WORK INSTRUCTIONS:
Type the records out again in full, exactly.

SUPPLIED RECORDS:
********************
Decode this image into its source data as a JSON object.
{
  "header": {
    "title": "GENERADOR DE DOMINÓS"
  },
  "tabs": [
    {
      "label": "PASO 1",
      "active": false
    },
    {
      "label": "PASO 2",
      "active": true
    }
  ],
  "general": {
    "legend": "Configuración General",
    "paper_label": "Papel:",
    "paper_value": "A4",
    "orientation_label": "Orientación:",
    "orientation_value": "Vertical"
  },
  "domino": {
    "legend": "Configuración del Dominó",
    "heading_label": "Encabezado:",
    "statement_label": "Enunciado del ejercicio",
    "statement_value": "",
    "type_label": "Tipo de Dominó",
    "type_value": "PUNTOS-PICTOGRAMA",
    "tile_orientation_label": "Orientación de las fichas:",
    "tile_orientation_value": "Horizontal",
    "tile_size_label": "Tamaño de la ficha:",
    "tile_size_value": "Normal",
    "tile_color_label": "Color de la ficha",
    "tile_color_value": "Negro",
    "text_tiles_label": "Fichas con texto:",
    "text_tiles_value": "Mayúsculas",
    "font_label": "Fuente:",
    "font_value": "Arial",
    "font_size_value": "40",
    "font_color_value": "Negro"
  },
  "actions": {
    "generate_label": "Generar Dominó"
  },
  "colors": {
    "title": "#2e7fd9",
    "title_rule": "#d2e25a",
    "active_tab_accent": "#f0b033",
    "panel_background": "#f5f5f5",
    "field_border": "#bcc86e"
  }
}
********************
COMPLETED EXERCISE:
Decode this image into its source data as a JSON object.
{
  "header": {
    "title": "GENERADOR DE DOMINÓS"
  },
  "tabs": [
    {
      "label": "PASO 1",
      "active": false
    },
    {
      "label": "PASO 2",
      "active": true
    }
  ],
  "general": {
    "legend": "Configuración General",
    "paper_label": "Papel:",
    "paper_value": "A4",
    "orientation_label": "Orientación:",
    "orientation_value": "Vertical"
  },
  "domino": {
    "legend": "Configuración del Dominó",
    "heading_label": "Encabezado:",
    "statement_label": "Enunciado del ejercicio",
    "statement_value": "",
    "type_label": "Tipo de Dominó",
    "type_value": "PUNTOS-PICTOGRAMA",
    "tile_orientation_label": "Orientación de las fichas:",
    "tile_orientation_value": "Horizontal",
    "tile_size_label": "Tamaño de la ficha:",
    "tile_size_value": "Normal",
    "tile_color_label": "Color de la ficha",
    "tile_color_value": "Negro",
    "text_tiles_label": "Fichas con texto:",
    "text_tiles_value": "Mayúsculas",
    "font_label": "Fuente:",
    "font_value": "Arial",
    "font_size_value": "40",
    "font_color_value": "Negro"
  },
  "actions": {
    "generate_label": "Generar Dominó"
  },
  "colors": {
    "title": "#2e7fd9",
    "title_rule": "#d2e25a",
    "active_tab_accent": "#f0b033",
    "panel_background": "#f5f5f5",
    "field_border": "#bcc86e"
  }
}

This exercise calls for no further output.